Your objective: Output each entry below as it stands, leaving out every picture.
— Begin Records —
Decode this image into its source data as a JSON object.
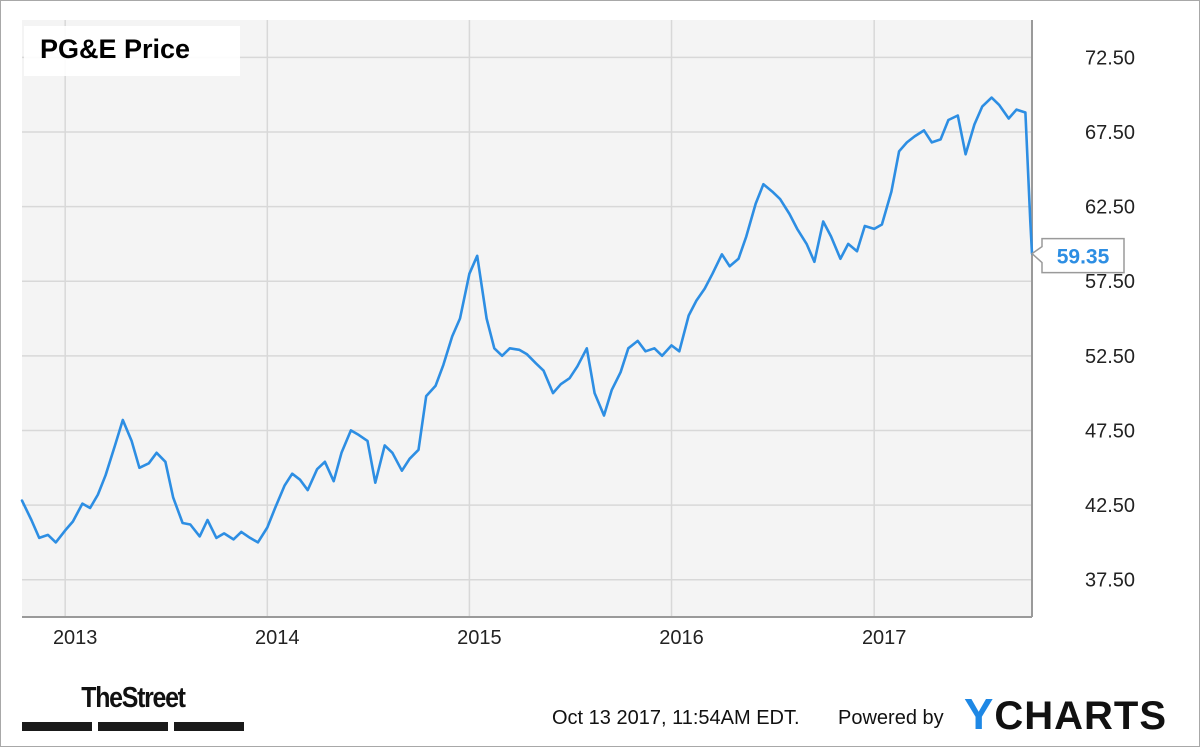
{
  "chart_data": {
    "type": "line",
    "title": "PG&E Price",
    "xlabel": "",
    "ylabel": "",
    "x_tick_labels": [
      "2013",
      "2014",
      "2015",
      "2016",
      "2017"
    ],
    "y_tick_labels": [
      "72.50",
      "67.50",
      "62.50",
      "57.50",
      "52.50",
      "47.50",
      "42.50",
      "37.50"
    ],
    "y_ticks": [
      72.5,
      67.5,
      62.5,
      57.5,
      52.5,
      47.5,
      42.5,
      37.5
    ],
    "ylim": [
      35.0,
      75.0
    ],
    "xlim": [
      "2012-10-15",
      "2017-10-13"
    ],
    "grid": true,
    "line_color": "#2d8ee3",
    "last_value_label": "59.35",
    "series": [
      {
        "x": [
          "2012-10-15",
          "2012-11-01",
          "2012-11-15",
          "2012-12-01",
          "2012-12-15",
          "2013-01-01",
          "2013-01-15",
          "2013-02-01",
          "2013-02-15",
          "2013-03-01",
          "2013-03-15",
          "2013-04-01",
          "2013-04-15",
          "2013-05-01",
          "2013-05-15",
          "2013-06-01",
          "2013-06-15",
          "2013-07-01",
          "2013-07-15",
          "2013-08-01",
          "2013-08-15",
          "2013-09-01",
          "2013-09-15",
          "2013-10-01",
          "2013-10-15",
          "2013-11-01",
          "2013-11-15",
          "2013-12-01",
          "2013-12-15",
          "2014-01-01",
          "2014-01-15",
          "2014-02-01",
          "2014-02-15",
          "2014-03-01",
          "2014-03-15",
          "2014-04-01",
          "2014-04-15",
          "2014-05-01",
          "2014-05-15",
          "2014-06-01",
          "2014-06-15",
          "2014-07-01",
          "2014-07-15",
          "2014-08-01",
          "2014-08-15",
          "2014-09-01",
          "2014-09-15",
          "2014-10-01",
          "2014-10-15",
          "2014-11-01",
          "2014-11-15",
          "2014-12-01",
          "2014-12-15",
          "2015-01-01",
          "2015-01-15",
          "2015-02-01",
          "2015-02-15",
          "2015-03-01",
          "2015-03-15",
          "2015-04-01",
          "2015-04-15",
          "2015-05-01",
          "2015-05-15",
          "2015-06-01",
          "2015-06-15",
          "2015-07-01",
          "2015-07-15",
          "2015-08-01",
          "2015-08-15",
          "2015-09-01",
          "2015-09-15",
          "2015-10-01",
          "2015-10-15",
          "2015-11-01",
          "2015-11-15",
          "2015-12-01",
          "2015-12-15",
          "2016-01-01",
          "2016-01-15",
          "2016-02-01",
          "2016-02-15",
          "2016-03-01",
          "2016-03-15",
          "2016-04-01",
          "2016-04-15",
          "2016-05-01",
          "2016-05-15",
          "2016-06-01",
          "2016-06-15",
          "2016-07-01",
          "2016-07-15",
          "2016-08-01",
          "2016-08-15",
          "2016-09-01",
          "2016-09-15",
          "2016-10-01",
          "2016-10-15",
          "2016-11-01",
          "2016-11-15",
          "2016-12-01",
          "2016-12-15",
          "2017-01-01",
          "2017-01-15",
          "2017-02-01",
          "2017-02-15",
          "2017-03-01",
          "2017-03-15",
          "2017-04-01",
          "2017-04-15",
          "2017-05-01",
          "2017-05-15",
          "2017-06-01",
          "2017-06-15",
          "2017-07-01",
          "2017-07-15",
          "2017-08-01",
          "2017-08-15",
          "2017-09-01",
          "2017-09-15",
          "2017-10-01",
          "2017-10-10",
          "2017-10-13"
        ],
        "y": [
          42.8,
          41.5,
          40.3,
          40.5,
          40.0,
          40.8,
          41.4,
          42.6,
          42.3,
          43.2,
          44.5,
          46.5,
          48.2,
          46.8,
          45.0,
          45.3,
          46.0,
          45.4,
          43.0,
          41.3,
          41.2,
          40.4,
          41.5,
          40.3,
          40.6,
          40.2,
          40.7,
          40.3,
          40.0,
          41.0,
          42.3,
          43.8,
          44.6,
          44.2,
          43.5,
          44.9,
          45.4,
          44.1,
          46.0,
          47.5,
          47.2,
          46.8,
          44.0,
          46.5,
          46.0,
          44.8,
          45.6,
          46.2,
          49.8,
          50.5,
          51.9,
          53.8,
          55.0,
          58.0,
          59.2,
          55.0,
          53.0,
          52.5,
          53.0,
          52.9,
          52.6,
          52.0,
          51.5,
          50.0,
          50.6,
          51.0,
          51.8,
          53.0,
          50.0,
          48.5,
          50.2,
          51.4,
          53.0,
          53.5,
          52.8,
          53.0,
          52.5,
          53.2,
          52.8,
          55.2,
          56.2,
          57.0,
          58.0,
          59.3,
          58.5,
          59.0,
          60.5,
          62.7,
          64.0,
          63.5,
          63.0,
          62.0,
          61.0,
          60.0,
          58.8,
          61.5,
          60.5,
          59.0,
          60.0,
          59.5,
          61.2,
          61.0,
          61.3,
          63.5,
          66.2,
          66.8,
          67.2,
          67.6,
          66.8,
          67.0,
          68.3,
          68.6,
          66.0,
          68.0,
          69.2,
          69.8,
          69.3,
          68.4,
          69.0,
          68.8,
          61.5,
          59.35
        ]
      }
    ]
  },
  "footer": {
    "brand_left": "TheStreet",
    "timestamp": "Oct 13 2017, 11:54AM EDT.",
    "powered_by": "Powered by",
    "brand_right_y": "Y",
    "brand_right_rest": "CHARTS"
  }
}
— End Records —
Final result:
Decode this image into its source data as a JSON object.
{
  "chart_data": {
    "type": "line",
    "title": "PG&E Price",
    "xlabel": "",
    "ylabel": "",
    "x_tick_labels": [
      "2013",
      "2014",
      "2015",
      "2016",
      "2017"
    ],
    "y_tick_labels": [
      "72.50",
      "67.50",
      "62.50",
      "57.50",
      "52.50",
      "47.50",
      "42.50",
      "37.50"
    ],
    "y_ticks": [
      72.5,
      67.5,
      62.5,
      57.5,
      52.5,
      47.5,
      42.5,
      37.5
    ],
    "ylim": [
      35.0,
      75.0
    ],
    "xlim": [
      "2012-10-15",
      "2017-10-13"
    ],
    "grid": true,
    "line_color": "#2d8ee3",
    "last_value_label": "59.35",
    "series": [
      {
        "x": [
          "2012-10-15",
          "2012-11-01",
          "2012-11-15",
          "2012-12-01",
          "2012-12-15",
          "2013-01-01",
          "2013-01-15",
          "2013-02-01",
          "2013-02-15",
          "2013-03-01",
          "2013-03-15",
          "2013-04-01",
          "2013-04-15",
          "2013-05-01",
          "2013-05-15",
          "2013-06-01",
          "2013-06-15",
          "2013-07-01",
          "2013-07-15",
          "2013-08-01",
          "2013-08-15",
          "2013-09-01",
          "2013-09-15",
          "2013-10-01",
          "2013-10-15",
          "2013-11-01",
          "2013-11-15",
          "2013-12-01",
          "2013-12-15",
          "2014-01-01",
          "2014-01-15",
          "2014-02-01",
          "2014-02-15",
          "2014-03-01",
          "2014-03-15",
          "2014-04-01",
          "2014-04-15",
          "2014-05-01",
          "2014-05-15",
          "2014-06-01",
          "2014-06-15",
          "2014-07-01",
          "2014-07-15",
          "2014-08-01",
          "2014-08-15",
          "2014-09-01",
          "2014-09-15",
          "2014-10-01",
          "2014-10-15",
          "2014-11-01",
          "2014-11-15",
          "2014-12-01",
          "2014-12-15",
          "2015-01-01",
          "2015-01-15",
          "2015-02-01",
          "2015-02-15",
          "2015-03-01",
          "2015-03-15",
          "2015-04-01",
          "2015-04-15",
          "2015-05-01",
          "2015-05-15",
          "2015-06-01",
          "2015-06-15",
          "2015-07-01",
          "2015-07-15",
          "2015-08-01",
          "2015-08-15",
          "2015-09-01",
          "2015-09-15",
          "2015-10-01",
          "2015-10-15",
          "2015-11-01",
          "2015-11-15",
          "2015-12-01",
          "2015-12-15",
          "2016-01-01",
          "2016-01-15",
          "2016-02-01",
          "2016-02-15",
          "2016-03-01",
          "2016-03-15",
          "2016-04-01",
          "2016-04-15",
          "2016-05-01",
          "2016-05-15",
          "2016-06-01",
          "2016-06-15",
          "2016-07-01",
          "2016-07-15",
          "2016-08-01",
          "2016-08-15",
          "2016-09-01",
          "2016-09-15",
          "2016-10-01",
          "2016-10-15",
          "2016-11-01",
          "2016-11-15",
          "2016-12-01",
          "2016-12-15",
          "2017-01-01",
          "2017-01-15",
          "2017-02-01",
          "2017-02-15",
          "2017-03-01",
          "2017-03-15",
          "2017-04-01",
          "2017-04-15",
          "2017-05-01",
          "2017-05-15",
          "2017-06-01",
          "2017-06-15",
          "2017-07-01",
          "2017-07-15",
          "2017-08-01",
          "2017-08-15",
          "2017-09-01",
          "2017-09-15",
          "2017-10-01",
          "2017-10-10",
          "2017-10-13"
        ],
        "y": [
          42.8,
          41.5,
          40.3,
          40.5,
          40.0,
          40.8,
          41.4,
          42.6,
          42.3,
          43.2,
          44.5,
          46.5,
          48.2,
          46.8,
          45.0,
          45.3,
          46.0,
          45.4,
          43.0,
          41.3,
          41.2,
          40.4,
          41.5,
          40.3,
          40.6,
          40.2,
          40.7,
          40.3,
          40.0,
          41.0,
          42.3,
          43.8,
          44.6,
          44.2,
          43.5,
          44.9,
          45.4,
          44.1,
          46.0,
          47.5,
          47.2,
          46.8,
          44.0,
          46.5,
          46.0,
          44.8,
          45.6,
          46.2,
          49.8,
          50.5,
          51.9,
          53.8,
          55.0,
          58.0,
          59.2,
          55.0,
          53.0,
          52.5,
          53.0,
          52.9,
          52.6,
          52.0,
          51.5,
          50.0,
          50.6,
          51.0,
          51.8,
          53.0,
          50.0,
          48.5,
          50.2,
          51.4,
          53.0,
          53.5,
          52.8,
          53.0,
          52.5,
          53.2,
          52.8,
          55.2,
          56.2,
          57.0,
          58.0,
          59.3,
          58.5,
          59.0,
          60.5,
          62.7,
          64.0,
          63.5,
          63.0,
          62.0,
          61.0,
          60.0,
          58.8,
          61.5,
          60.5,
          59.0,
          60.0,
          59.5,
          61.2,
          61.0,
          61.3,
          63.5,
          66.2,
          66.8,
          67.2,
          67.6,
          66.8,
          67.0,
          68.3,
          68.6,
          66.0,
          68.0,
          69.2,
          69.8,
          69.3,
          68.4,
          69.0,
          68.8,
          61.5,
          59.35
        ]
      }
    ]
  },
  "footer": {
    "brand_left": "TheStreet",
    "timestamp": "Oct 13 2017, 11:54AM EDT.",
    "powered_by": "Powered by",
    "brand_right_y": "Y",
    "brand_right_rest": "CHARTS"
  }
}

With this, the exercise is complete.